◆ **Set problem**
Extract each line bearing the word "document".

◆ **Data for this task**
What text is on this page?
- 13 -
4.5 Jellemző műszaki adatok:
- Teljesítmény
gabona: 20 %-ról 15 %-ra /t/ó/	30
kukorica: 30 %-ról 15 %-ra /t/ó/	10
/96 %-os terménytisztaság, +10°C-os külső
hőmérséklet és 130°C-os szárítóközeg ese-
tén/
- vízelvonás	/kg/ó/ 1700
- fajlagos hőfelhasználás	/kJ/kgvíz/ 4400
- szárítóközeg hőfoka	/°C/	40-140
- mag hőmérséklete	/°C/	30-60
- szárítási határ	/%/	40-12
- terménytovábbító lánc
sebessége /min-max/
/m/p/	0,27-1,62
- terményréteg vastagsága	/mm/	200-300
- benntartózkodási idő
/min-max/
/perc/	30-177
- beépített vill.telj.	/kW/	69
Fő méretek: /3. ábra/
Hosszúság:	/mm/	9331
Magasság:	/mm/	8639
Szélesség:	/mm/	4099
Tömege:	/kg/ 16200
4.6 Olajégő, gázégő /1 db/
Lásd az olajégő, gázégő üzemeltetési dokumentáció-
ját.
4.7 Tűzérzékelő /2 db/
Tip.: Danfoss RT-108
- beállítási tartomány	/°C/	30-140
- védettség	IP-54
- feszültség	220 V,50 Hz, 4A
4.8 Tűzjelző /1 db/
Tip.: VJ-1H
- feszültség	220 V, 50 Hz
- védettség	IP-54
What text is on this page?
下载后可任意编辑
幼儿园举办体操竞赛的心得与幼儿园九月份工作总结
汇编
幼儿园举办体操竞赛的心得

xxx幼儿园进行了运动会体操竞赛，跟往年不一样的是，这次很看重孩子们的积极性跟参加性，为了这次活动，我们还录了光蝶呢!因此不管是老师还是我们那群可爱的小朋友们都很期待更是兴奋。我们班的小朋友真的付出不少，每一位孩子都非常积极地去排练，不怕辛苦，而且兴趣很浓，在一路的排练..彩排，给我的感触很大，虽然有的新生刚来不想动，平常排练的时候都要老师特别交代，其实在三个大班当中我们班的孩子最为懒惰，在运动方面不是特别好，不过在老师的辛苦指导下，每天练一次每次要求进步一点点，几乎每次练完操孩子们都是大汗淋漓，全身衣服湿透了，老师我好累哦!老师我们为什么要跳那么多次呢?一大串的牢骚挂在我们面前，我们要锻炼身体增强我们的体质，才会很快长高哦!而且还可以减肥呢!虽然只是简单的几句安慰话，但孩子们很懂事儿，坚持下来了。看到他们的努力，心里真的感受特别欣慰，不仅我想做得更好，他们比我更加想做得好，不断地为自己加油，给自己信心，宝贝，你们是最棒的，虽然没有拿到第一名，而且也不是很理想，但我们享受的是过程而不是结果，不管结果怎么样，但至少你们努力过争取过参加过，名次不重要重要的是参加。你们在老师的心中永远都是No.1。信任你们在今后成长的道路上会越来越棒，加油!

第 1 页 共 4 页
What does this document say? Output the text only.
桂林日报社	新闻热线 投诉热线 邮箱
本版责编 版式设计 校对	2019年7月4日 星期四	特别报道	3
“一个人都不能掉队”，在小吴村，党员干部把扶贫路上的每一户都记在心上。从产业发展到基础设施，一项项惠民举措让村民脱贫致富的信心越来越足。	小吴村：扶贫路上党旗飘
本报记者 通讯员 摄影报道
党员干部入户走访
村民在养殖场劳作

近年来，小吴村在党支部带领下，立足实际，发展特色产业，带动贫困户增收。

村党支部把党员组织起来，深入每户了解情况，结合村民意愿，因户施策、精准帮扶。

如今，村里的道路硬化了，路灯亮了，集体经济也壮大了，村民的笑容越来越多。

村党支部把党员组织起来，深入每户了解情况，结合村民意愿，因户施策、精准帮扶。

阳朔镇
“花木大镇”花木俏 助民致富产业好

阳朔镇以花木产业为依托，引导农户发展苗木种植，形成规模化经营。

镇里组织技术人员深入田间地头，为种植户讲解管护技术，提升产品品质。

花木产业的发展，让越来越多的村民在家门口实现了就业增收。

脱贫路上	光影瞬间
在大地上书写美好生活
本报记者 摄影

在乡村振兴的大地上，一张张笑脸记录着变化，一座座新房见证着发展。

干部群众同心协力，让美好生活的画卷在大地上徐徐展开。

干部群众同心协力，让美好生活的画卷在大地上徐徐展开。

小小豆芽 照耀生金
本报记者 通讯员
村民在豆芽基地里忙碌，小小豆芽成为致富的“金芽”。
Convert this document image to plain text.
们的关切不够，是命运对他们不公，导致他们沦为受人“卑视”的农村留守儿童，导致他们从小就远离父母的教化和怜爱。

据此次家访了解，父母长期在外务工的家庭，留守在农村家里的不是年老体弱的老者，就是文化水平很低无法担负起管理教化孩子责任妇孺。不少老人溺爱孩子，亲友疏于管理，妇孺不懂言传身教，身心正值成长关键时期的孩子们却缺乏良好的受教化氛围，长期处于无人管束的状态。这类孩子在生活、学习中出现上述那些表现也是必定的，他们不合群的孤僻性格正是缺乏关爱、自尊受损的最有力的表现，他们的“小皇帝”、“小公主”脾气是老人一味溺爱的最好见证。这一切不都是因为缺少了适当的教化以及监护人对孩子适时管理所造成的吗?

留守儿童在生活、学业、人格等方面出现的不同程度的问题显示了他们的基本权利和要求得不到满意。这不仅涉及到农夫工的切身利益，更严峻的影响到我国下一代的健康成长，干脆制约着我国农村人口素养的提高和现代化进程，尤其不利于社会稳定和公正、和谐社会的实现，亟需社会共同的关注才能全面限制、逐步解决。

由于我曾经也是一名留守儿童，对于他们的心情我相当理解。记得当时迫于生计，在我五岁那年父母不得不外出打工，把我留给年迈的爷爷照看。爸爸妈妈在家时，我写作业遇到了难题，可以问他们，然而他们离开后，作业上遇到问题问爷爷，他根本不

◆ **Result of the task**
What does this document say? Output the text only.
Convert this document image to plain text.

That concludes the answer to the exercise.